── EXTRACTED ENTRIES

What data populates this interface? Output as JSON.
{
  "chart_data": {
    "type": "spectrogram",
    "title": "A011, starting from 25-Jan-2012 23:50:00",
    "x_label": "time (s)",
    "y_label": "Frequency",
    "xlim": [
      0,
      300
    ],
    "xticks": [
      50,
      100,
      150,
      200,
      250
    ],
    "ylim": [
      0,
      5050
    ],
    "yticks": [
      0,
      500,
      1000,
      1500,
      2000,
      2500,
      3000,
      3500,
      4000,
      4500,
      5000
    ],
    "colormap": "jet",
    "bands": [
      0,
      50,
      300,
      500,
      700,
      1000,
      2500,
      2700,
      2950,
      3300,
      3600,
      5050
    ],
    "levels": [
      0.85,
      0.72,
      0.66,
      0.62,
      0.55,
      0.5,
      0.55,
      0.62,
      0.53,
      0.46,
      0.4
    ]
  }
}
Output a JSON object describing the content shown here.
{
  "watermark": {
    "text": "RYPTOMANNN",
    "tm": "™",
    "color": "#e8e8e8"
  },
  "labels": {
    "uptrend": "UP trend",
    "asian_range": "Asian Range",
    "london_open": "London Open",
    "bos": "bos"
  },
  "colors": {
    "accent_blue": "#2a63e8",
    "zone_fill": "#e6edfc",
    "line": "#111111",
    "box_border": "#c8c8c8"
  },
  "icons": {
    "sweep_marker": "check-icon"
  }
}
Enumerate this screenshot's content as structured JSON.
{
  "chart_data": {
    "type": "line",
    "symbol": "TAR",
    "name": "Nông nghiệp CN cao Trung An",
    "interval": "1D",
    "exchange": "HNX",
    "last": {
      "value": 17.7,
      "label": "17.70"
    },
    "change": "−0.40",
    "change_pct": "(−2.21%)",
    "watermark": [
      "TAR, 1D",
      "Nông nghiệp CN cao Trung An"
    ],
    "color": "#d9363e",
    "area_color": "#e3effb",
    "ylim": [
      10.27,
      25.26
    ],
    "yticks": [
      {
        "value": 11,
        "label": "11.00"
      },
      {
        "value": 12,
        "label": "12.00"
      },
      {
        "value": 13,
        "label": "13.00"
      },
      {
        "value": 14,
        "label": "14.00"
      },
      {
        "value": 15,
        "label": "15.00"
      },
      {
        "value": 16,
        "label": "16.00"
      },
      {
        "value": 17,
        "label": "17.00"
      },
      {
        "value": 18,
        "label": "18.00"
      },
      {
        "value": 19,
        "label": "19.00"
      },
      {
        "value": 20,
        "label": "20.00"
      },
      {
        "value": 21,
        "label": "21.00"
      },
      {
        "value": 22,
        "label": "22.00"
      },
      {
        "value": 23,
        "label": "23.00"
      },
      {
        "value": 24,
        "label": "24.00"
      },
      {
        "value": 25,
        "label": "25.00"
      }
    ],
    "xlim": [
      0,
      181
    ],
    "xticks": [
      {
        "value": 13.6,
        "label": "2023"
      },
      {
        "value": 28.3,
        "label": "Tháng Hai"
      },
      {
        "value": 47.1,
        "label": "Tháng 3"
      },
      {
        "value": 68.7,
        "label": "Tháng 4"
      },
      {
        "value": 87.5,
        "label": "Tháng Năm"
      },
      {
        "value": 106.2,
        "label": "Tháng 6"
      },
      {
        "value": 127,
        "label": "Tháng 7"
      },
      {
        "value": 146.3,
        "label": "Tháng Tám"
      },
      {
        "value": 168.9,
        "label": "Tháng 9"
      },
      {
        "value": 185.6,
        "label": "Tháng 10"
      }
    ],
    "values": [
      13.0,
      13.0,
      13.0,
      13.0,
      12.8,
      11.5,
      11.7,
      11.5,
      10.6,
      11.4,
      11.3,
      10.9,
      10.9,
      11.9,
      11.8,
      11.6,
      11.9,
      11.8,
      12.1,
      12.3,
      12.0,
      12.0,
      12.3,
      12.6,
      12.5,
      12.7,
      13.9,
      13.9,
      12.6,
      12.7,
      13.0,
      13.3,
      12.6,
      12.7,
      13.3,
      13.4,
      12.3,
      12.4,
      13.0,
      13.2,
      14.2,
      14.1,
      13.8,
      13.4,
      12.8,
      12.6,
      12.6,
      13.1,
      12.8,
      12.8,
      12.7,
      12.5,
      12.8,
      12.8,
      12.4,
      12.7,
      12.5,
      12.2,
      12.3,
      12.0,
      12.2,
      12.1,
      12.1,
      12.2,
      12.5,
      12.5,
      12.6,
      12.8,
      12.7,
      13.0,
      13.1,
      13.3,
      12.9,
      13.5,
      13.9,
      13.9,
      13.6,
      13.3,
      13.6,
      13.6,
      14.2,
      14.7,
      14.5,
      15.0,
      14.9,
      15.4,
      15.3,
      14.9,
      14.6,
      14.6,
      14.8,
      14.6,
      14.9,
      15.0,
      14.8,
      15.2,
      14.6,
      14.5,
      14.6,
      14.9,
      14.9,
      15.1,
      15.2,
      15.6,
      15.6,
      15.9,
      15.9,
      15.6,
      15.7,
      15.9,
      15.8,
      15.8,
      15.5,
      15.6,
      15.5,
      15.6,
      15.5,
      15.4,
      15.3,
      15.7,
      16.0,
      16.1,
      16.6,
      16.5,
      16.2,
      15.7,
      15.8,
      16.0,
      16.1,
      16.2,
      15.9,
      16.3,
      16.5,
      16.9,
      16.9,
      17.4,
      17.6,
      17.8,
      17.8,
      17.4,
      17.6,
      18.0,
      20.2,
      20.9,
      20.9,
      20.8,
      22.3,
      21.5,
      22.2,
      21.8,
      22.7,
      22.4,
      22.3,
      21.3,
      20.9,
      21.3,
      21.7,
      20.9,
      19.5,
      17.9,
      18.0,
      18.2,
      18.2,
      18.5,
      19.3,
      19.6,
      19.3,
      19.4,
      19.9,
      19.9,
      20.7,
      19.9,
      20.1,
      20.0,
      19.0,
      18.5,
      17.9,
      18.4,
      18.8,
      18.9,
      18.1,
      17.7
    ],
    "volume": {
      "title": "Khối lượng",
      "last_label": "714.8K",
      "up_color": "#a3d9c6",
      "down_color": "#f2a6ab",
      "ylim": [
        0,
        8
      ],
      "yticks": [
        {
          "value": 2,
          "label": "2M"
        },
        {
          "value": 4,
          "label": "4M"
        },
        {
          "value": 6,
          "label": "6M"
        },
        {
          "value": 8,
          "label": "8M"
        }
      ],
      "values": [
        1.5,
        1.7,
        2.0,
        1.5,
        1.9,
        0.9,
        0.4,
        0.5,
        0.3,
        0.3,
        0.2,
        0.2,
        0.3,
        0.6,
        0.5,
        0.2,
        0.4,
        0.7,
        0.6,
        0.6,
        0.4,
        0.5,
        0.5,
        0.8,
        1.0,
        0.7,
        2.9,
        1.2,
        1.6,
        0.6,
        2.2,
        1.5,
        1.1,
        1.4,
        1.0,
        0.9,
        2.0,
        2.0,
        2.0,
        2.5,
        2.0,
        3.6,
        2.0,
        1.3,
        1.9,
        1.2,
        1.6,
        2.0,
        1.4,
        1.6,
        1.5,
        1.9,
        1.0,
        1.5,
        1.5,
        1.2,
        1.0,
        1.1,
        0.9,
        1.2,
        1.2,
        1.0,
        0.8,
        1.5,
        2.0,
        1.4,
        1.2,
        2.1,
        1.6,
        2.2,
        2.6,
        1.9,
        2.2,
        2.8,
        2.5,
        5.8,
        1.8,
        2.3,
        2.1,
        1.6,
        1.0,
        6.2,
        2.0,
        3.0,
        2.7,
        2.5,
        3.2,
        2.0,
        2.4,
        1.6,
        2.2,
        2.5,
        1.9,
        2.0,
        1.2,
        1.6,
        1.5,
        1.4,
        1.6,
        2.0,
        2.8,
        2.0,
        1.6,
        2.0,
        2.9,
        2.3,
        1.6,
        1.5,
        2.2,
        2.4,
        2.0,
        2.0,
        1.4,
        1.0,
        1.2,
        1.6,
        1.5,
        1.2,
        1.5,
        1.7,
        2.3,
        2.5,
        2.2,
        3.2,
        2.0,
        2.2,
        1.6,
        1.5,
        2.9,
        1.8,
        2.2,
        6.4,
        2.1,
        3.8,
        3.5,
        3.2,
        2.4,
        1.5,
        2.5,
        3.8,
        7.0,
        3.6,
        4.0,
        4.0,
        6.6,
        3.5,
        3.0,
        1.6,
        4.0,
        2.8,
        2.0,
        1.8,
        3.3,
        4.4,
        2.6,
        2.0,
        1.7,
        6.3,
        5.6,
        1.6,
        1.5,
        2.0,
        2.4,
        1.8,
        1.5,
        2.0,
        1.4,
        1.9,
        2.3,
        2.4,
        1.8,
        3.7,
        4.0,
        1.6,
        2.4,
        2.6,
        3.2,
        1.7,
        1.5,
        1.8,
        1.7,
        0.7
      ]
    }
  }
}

────

In the records above, locate the lines holding the word "Output". Copy each of them.

What data populates this interface? Output as JSON.
Output a JSON object describing the content shown here.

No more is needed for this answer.